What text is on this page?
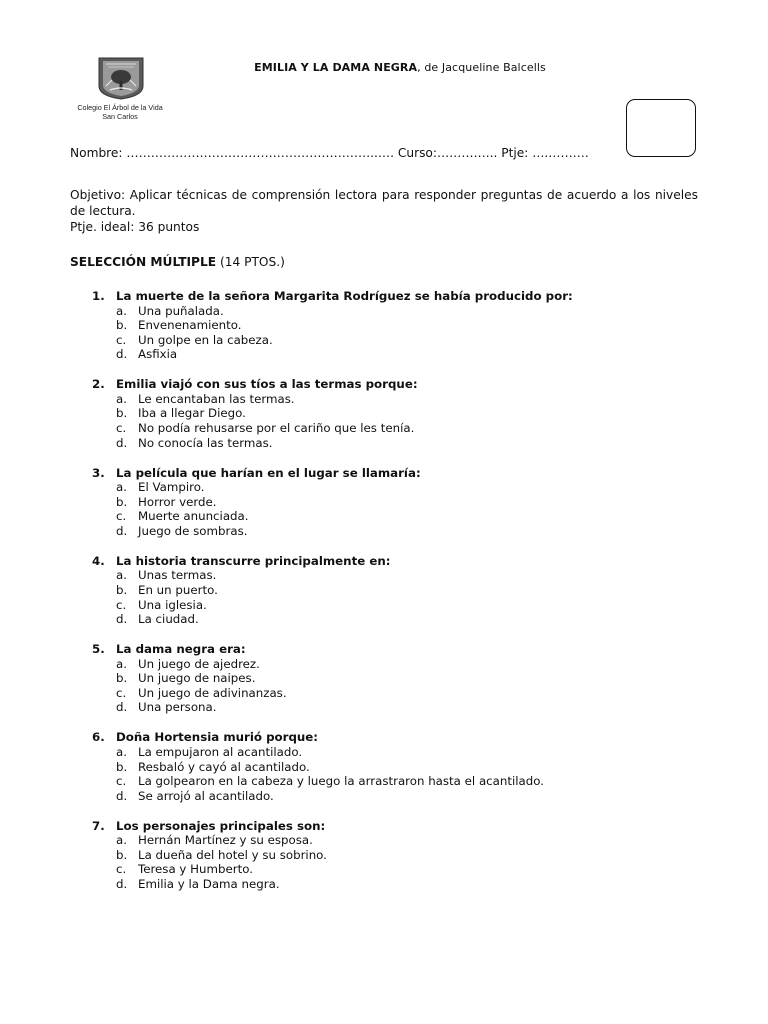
Colegio El Árbol de la Vida
San Carlos
EMILIA Y LA DAMA NEGRA, de Jacqueline Balcells
Nombre: ……………………………………………………..…. Curso:…………... Ptje: ….……….

Objetivo: Aplicar técnicas de comprensión lectora para responder preguntas de acuerdo a los niveles de lectura.

Ptje. ideal: 36 puntos

SELECCIÓN MÚLTIPLE (14 PTOS.)
1. La muerte de la señora Margarita Rodríguez se había producido por:
a. Una puñalada.
b. Envenenamiento.
c. Un golpe en la cabeza.
d. Asfixia
2. Emilia viajó con sus tíos a las termas porque:
a. Le encantaban las termas.
b. Iba a llegar Diego.
c. No podía rehusarse por el cariño que les tenía.
d. No conocía las termas.
3. La película que harían en el lugar se llamaría:
a. El Vampiro.
b. Horror verde.
c. Muerte anunciada.
d. Juego de sombras.
4. La historia transcurre principalmente en:
a. Unas termas.
b. En un puerto.
c. Una iglesia.
d. La ciudad.
5. La dama negra era:
a. Un juego de ajedrez.
b. Un juego de naipes.
c. Un juego de adivinanzas.
d. Una persona.
6. Doña Hortensia murió porque:
a. La empujaron al acantilado.
b. Resbaló y cayó al acantilado.
c. La golpearon en la cabeza y luego la arrastraron hasta el acantilado.
d. Se arrojó al acantilado.
7. Los personajes principales son:
a. Hernán Martínez y su esposa.
b. La dueña del hotel y su sobrino.
c. Teresa y Humberto.
d. Emilia y la Dama negra.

# [GIVEN REQUEST]
Give every line above again exactly, with no pictures.

# [COMPLETE OUTPUT]
What text is on this page?
Colegio El Árbol de la Vida
San Carlos
EMILIA Y LA DAMA NEGRA, de Jacqueline Balcells
Nombre: ……………………………………………………..…. Curso:…………... Ptje: ….……….

Objetivo: Aplicar técnicas de comprensión lectora para responder preguntas de acuerdo a los niveles de lectura.

Ptje. ideal: 36 puntos

SELECCIÓN MÚLTIPLE (14 PTOS.)
1. La muerte de la señora Margarita Rodríguez se había producido por:
a. Una puñalada.
b. Envenenamiento.
c. Un golpe en la cabeza.
d. Asfixia
2. Emilia viajó con sus tíos a las termas porque:
a. Le encantaban las termas.
b. Iba a llegar Diego.
c. No podía rehusarse por el cariño que les tenía.
d. No conocía las termas.
3. La película que harían en el lugar se llamaría:
a. El Vampiro.
b. Horror verde.
c. Muerte anunciada.
d. Juego de sombras.
4. La historia transcurre principalmente en:
a. Unas termas.
b. En un puerto.
c. Una iglesia.
d. La ciudad.
5. La dama negra era:
a. Un juego de ajedrez.
b. Un juego de naipes.
c. Un juego de adivinanzas.
d. Una persona.
6. Doña Hortensia murió porque:
a. La empujaron al acantilado.
b. Resbaló y cayó al acantilado.
c. La golpearon en la cabeza y luego la arrastraron hasta el acantilado.
d. Se arrojó al acantilado.
7. Los personajes principales son:
a. Hernán Martínez y su esposa.
b. La dueña del hotel y su sobrino.
c. Teresa y Humberto.
d. Emilia y la Dama negra.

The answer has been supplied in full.